Written problem:
Identify the lines bearing the string "advertising" and gather them.
= = = =
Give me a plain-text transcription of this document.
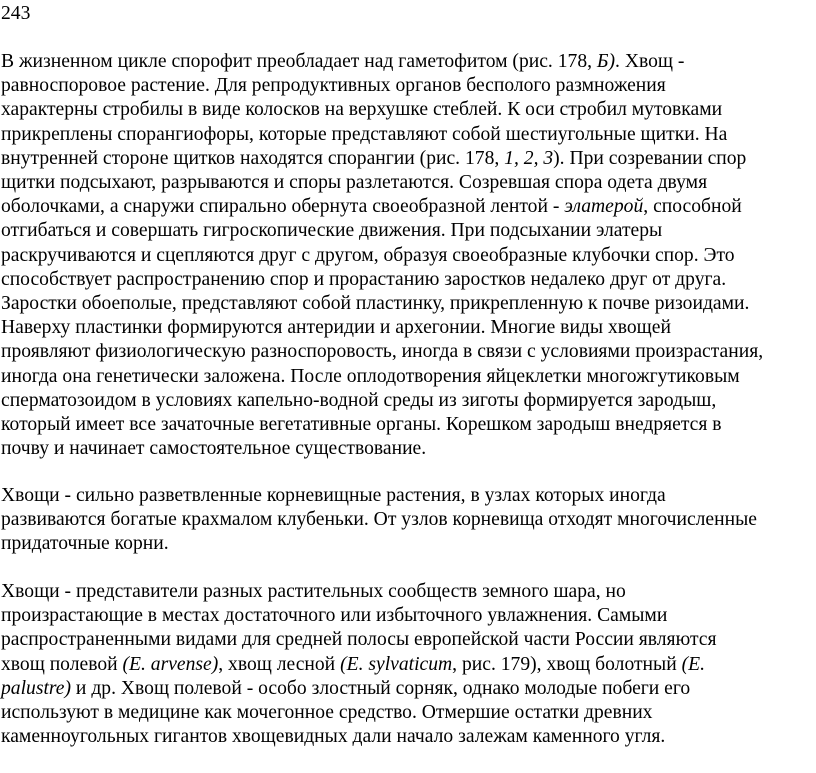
243

В жизненном цикле спорофит преобладает над гаметофитом (рис. 178, Б). Хвощ -
равноспоровое растение. Для репродуктивных органов бесполого размножения
характерны стробилы в виде колосков на верхушке стеблей. К оси стробил мутовками
прикреплены спорангиофоры, которые представляют собой шестиугольные щитки. На
внутренней стороне щитков находятся спорангии (рис. 178, 1, 2, 3). При созревании спор
щитки подсыхают, разрываются и споры разлетаются. Созревшая спора одета двумя
оболочками, а снаружи спирально обернута своеобразной лентой - элатерой, способной
отгибаться и совершать гигроскопические движения. При подсыхании элатеры
раскручиваются и сцепляются друг с другом, образуя своеобразные клубочки спор. Это
способствует распространению спор и прорастанию заростков недалеко друг от друга.
Заростки обоеполые, представляют собой пластинку, прикрепленную к почве ризоидами.
Наверху пластинки формируются антеридии и архегонии. Многие виды хвощей
проявляют физиологическую разноспоровость, иногда в связи с условиями произрастания,
иногда она генетически заложена. После оплодотворения яйцеклетки многожгутиковым
сперматозоидом в условиях капельно-водной среды из зиготы формируется зародыш,
который имеет все зачаточные вегетативные органы. Корешком зародыш внедряется в
почву и начинает самостоятельное существование.

Хвощи - сильно разветвленные корневищные растения, в узлах которых иногда
развиваются богатые крахмалом клубеньки. От узлов корневища отходят многочисленные
придаточные корни.

Хвощи - представители разных растительных сообществ земного шара, но
произрастающие в местах достаточного или избыточного увлажнения. Самыми
распространенными видами для средней полосы европейской части России являются
хвощ полевой (E. arvense), хвощ лесной (E. sylvaticum, рис. 179), хвощ болотный (E.
palustre) и др. Хвощ полевой - особо злостный сорняк, однако молодые побеги его
используют в медицине как мочегонное средство. Отмершие остатки древних
каменноугольных гигантов хвощевидных дали начало залежам каменного угля.
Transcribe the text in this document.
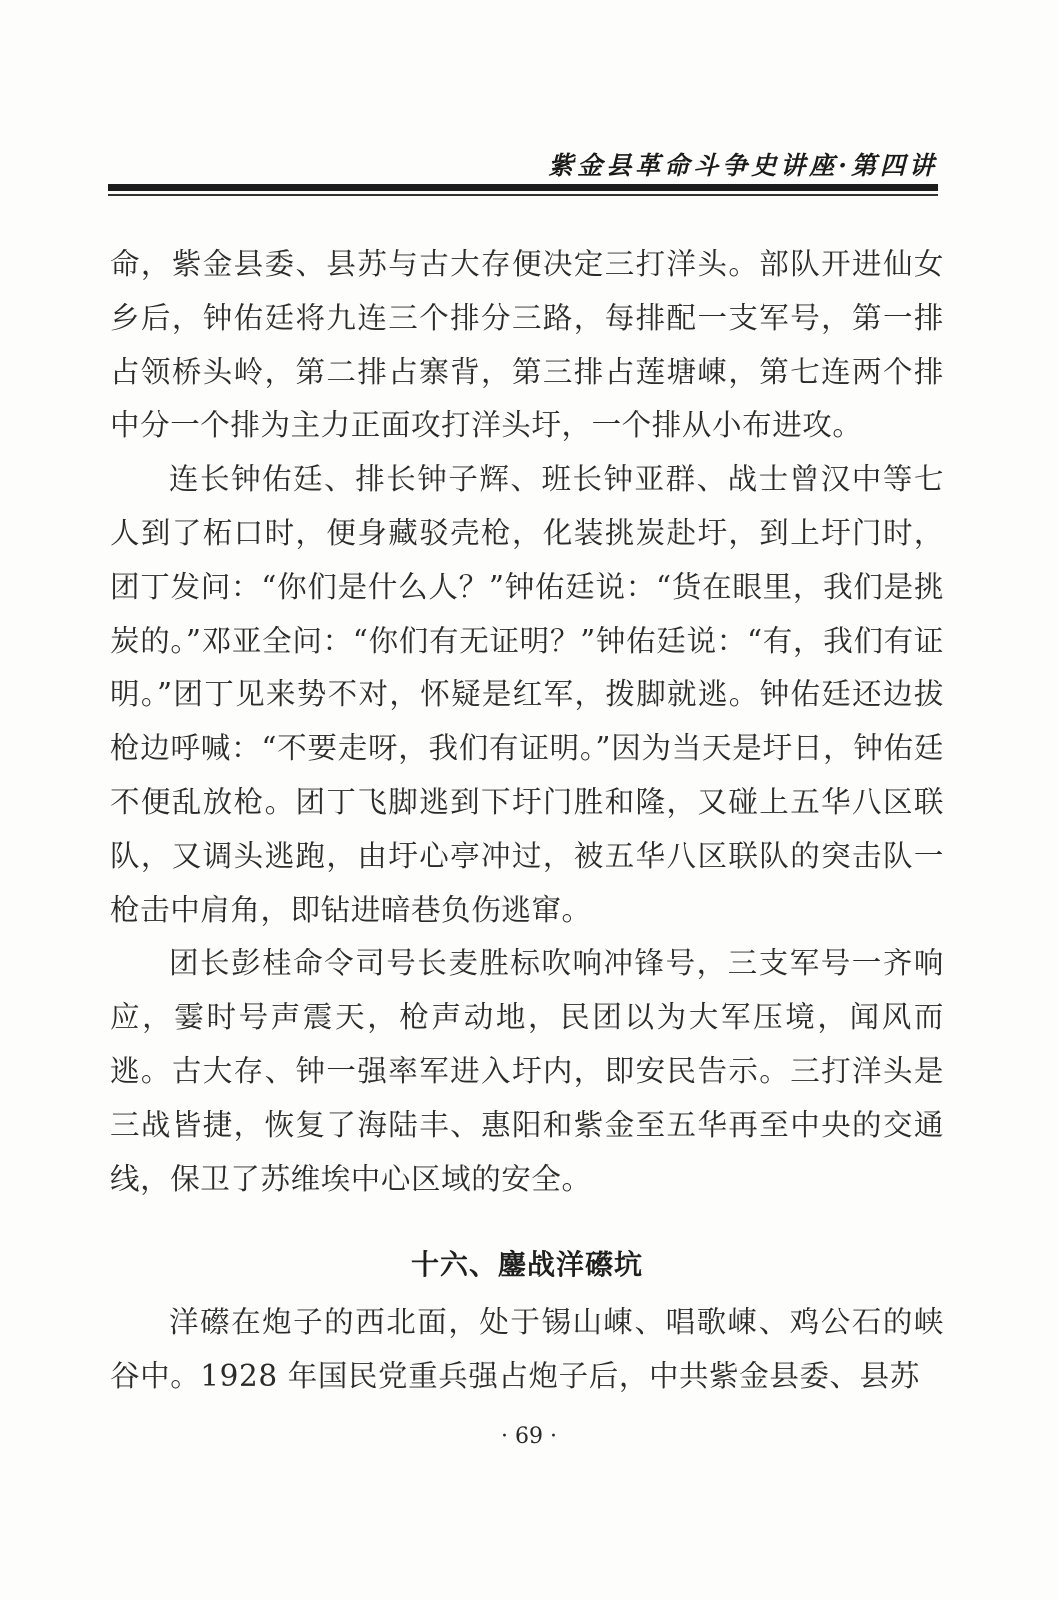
紫金县革命斗争史讲座·第四讲

命，紫金县委、县苏与古大存便决定三打洋头。部队开进仙女乡后，钟佑廷将九连三个排分三路，每排配一支军号，第一排占领桥头岭，第二排占寨背，第三排占莲塘崠，第七连两个排中分一个排为主力正面攻打洋头圩，一个排从小布进攻。

连长钟佑廷、排长钟子辉、班长钟亚群、战士曾汉中等七人到了柘口时，便身藏驳壳枪，化装挑炭赴圩，到上圩门时，团丁发问：“你们是什么人？”钟佑廷说：“货在眼里，我们是挑炭的。”邓亚全问：“你们有无证明？”钟佑廷说：“有，我们有证明。”团丁见来势不对，怀疑是红军，拨脚就逃。钟佑廷还边拔枪边呼喊：“不要走呀，我们有证明。”因为当天是圩日，钟佑廷不便乱放枪。团丁飞脚逃到下圩门胜和隆，又碰上五华八区联队，又调头逃跑，由圩心亭冲过，被五华八区联队的突击队一枪击中肩角，即钻进暗巷负伤逃窜。

团长彭桂命令司号长麦胜标吹响冲锋号，三支军号一齐响应，霎时号声震天，枪声动地，民团以为大军压境，闻风而逃。古大存、钟一强率军进入圩内，即安民告示。三打洋头是三战皆捷，恢复了海陆丰、惠阳和紫金至五华再至中央的交通线，保卫了苏维埃中心区域的安全。

十六、鏖战洋礤坑

洋礤在炮子的西北面，处于锡山崠、唱歌崠、鸡公石的峡谷中。1928 年国民党重兵强占炮子后，中共紫金县委、县苏

· 69 ·
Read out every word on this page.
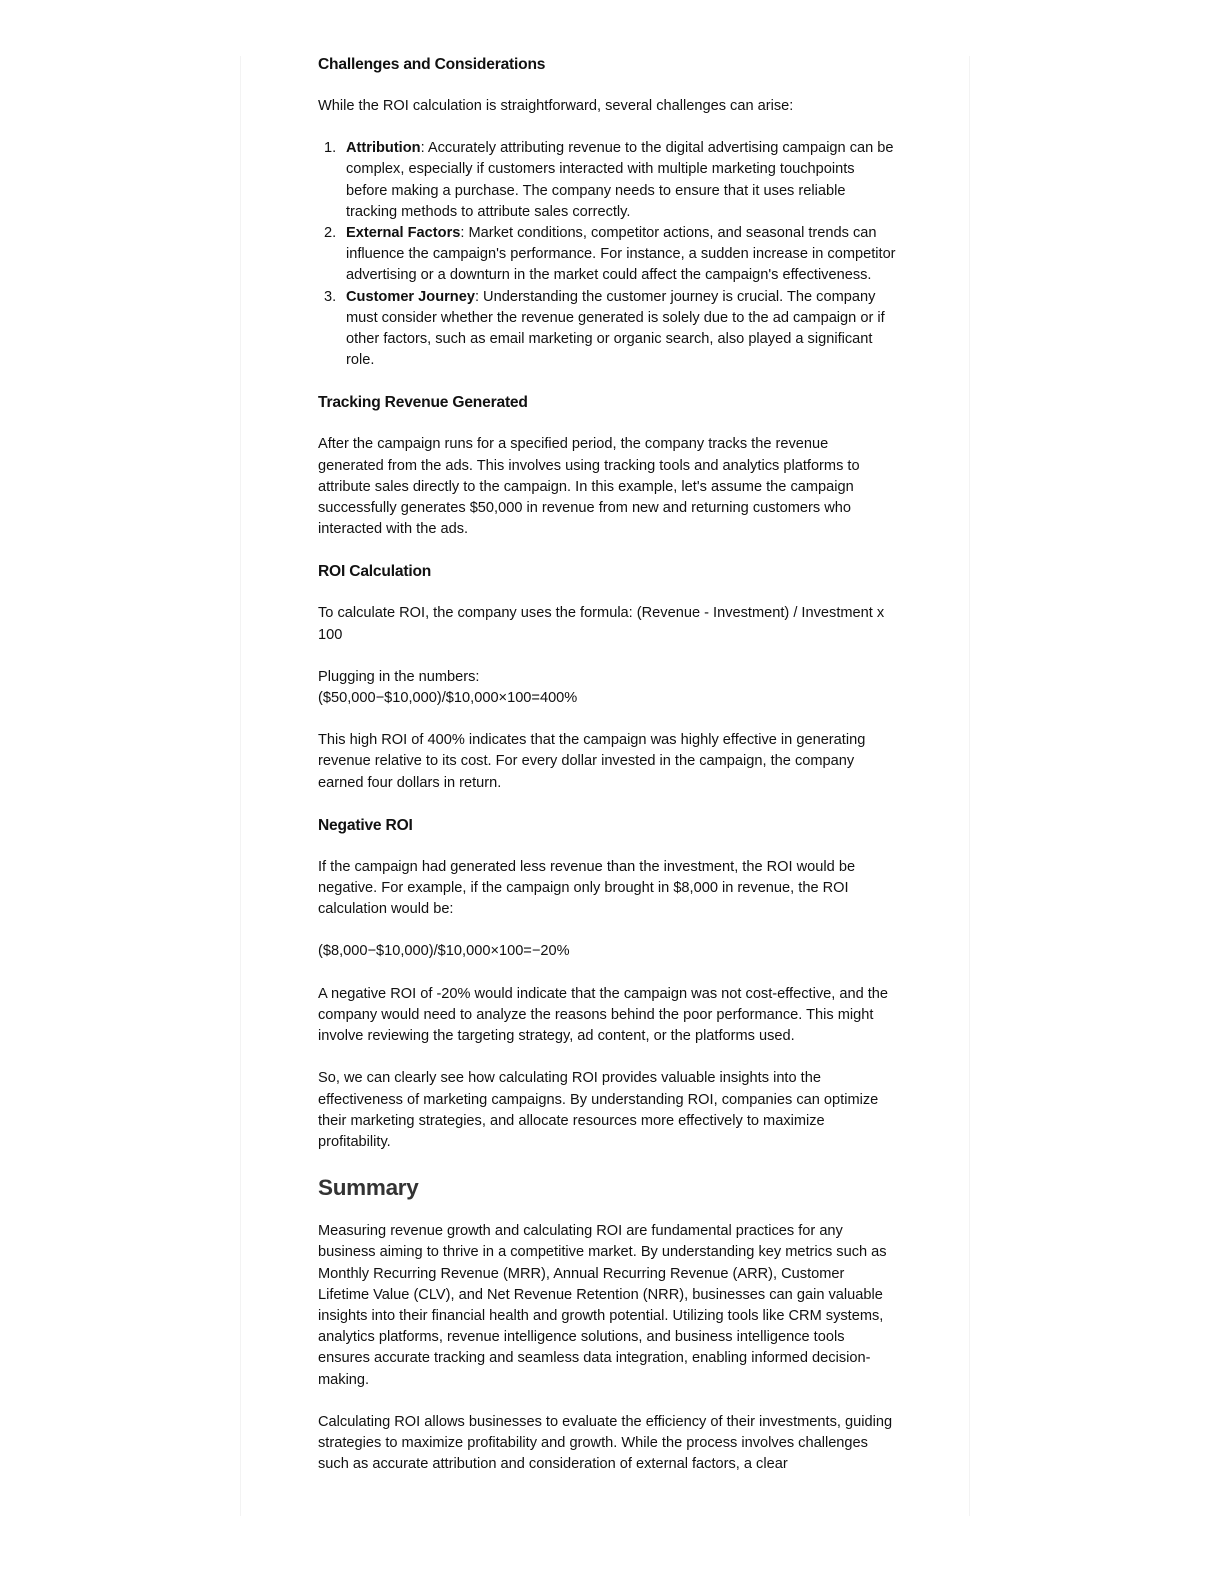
Challenges and Considerations
While the ROI calculation is straightforward, several challenges can arise:
1. Attribution: Accurately attributing revenue to the digital advertising campaign can be complex, especially if customers interacted with multiple marketing touchpoints before making a purchase. The company needs to ensure that it uses reliable tracking methods to attribute sales correctly.
2. External Factors: Market conditions, competitor actions, and seasonal trends can influence the campaign's performance. For instance, a sudden increase in competitor advertising or a downturn in the market could affect the campaign's effectiveness.
3. Customer Journey: Understanding the customer journey is crucial. The company must consider whether the revenue generated is solely due to the ad campaign or if other factors, such as email marketing or organic search, also played a significant role.
Tracking Revenue Generated
After the campaign runs for a specified period, the company tracks the revenue generated from the ads. This involves using tracking tools and analytics platforms to attribute sales directly to the campaign. In this example, let's assume the campaign successfully generates $50,000 in revenue from new and returning customers who interacted with the ads.
ROI Calculation
To calculate ROI, the company uses the formula: (Revenue - Investment) / Investment x 100
Plugging in the numbers:
($50,000−$10,000)/$10,000×100=400%
This high ROI of 400% indicates that the campaign was highly effective in generating revenue relative to its cost. For every dollar invested in the campaign, the company earned four dollars in return.
Negative ROI
If the campaign had generated less revenue than the investment, the ROI would be negative. For example, if the campaign only brought in $8,000 in revenue, the ROI calculation would be:
($8,000−$10,000)/$10,000×100=−20%
A negative ROI of -20% would indicate that the campaign was not cost-effective, and the company would need to analyze the reasons behind the poor performance. This might involve reviewing the targeting strategy, ad content, or the platforms used.
So, we can clearly see how calculating ROI provides valuable insights into the effectiveness of marketing campaigns. By understanding ROI, companies can optimize their marketing strategies, and allocate resources more effectively to maximize profitability.
Summary
Measuring revenue growth and calculating ROI are fundamental practices for any business aiming to thrive in a competitive market. By understanding key metrics such as Monthly Recurring Revenue (MRR), Annual Recurring Revenue (ARR), Customer Lifetime Value (CLV), and Net Revenue Retention (NRR), businesses can gain valuable insights into their financial health and growth potential. Utilizing tools like CRM systems, analytics platforms, revenue intelligence solutions, and business intelligence tools ensures accurate tracking and seamless data integration, enabling informed decision-making.
Calculating ROI allows businesses to evaluate the efficiency of their investments, guiding strategies to maximize profitability and growth. While the process involves challenges such as accurate attribution and consideration of external factors, a clear
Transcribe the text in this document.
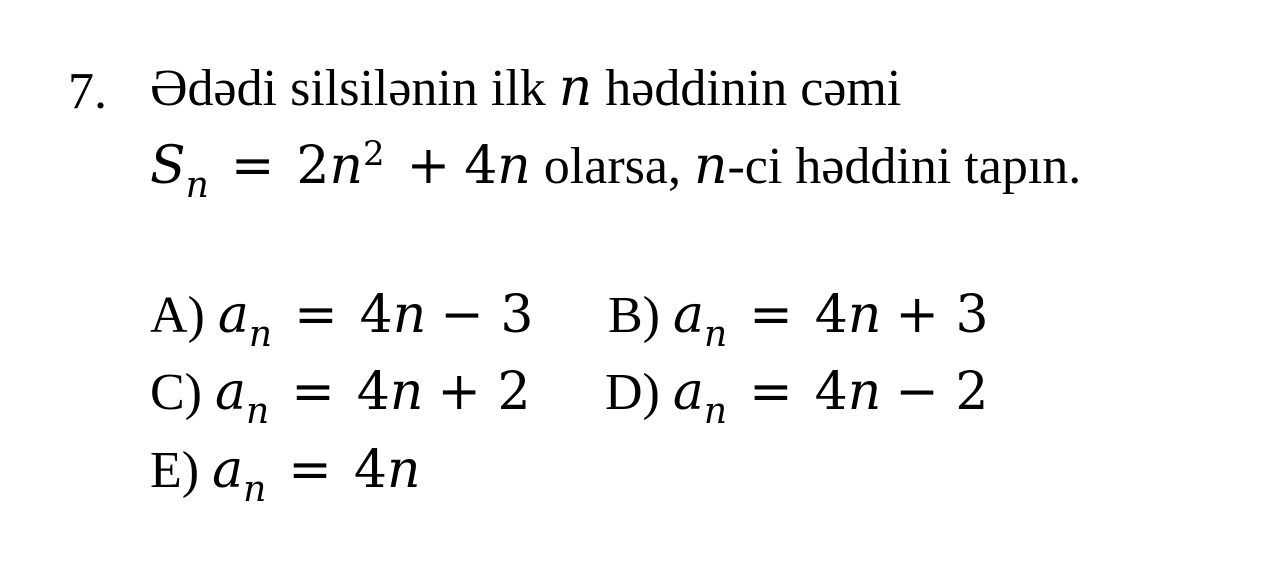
7. Ədədi silsilənin ilk n həddinin cəmi
$S_n = 2n^2 + 4n$ olarsa, n-ci həddini tapın.
A) $a_n = 4n - 3$ B) $a_n = 4n + 3$
C) $a_n = 4n + 2$ D) $a_n = 4n - 2$
E) $a_n = 4n$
= = = =
Solved exercise:
1. Attribution: Accurately attributing revenue to the digital advertising campaign can be complex, especially if customers interacted with multiple marketing touchpoints before making a purchase. The company needs to ensure that it uses reliable tracking methods to attribute sales correctly.
2. External Factors: Market conditions, competitor actions, and seasonal trends can influence the campaign's performance. For instance, a sudden increase in competitor advertising or a downturn in the market could affect the campaign's effectiveness.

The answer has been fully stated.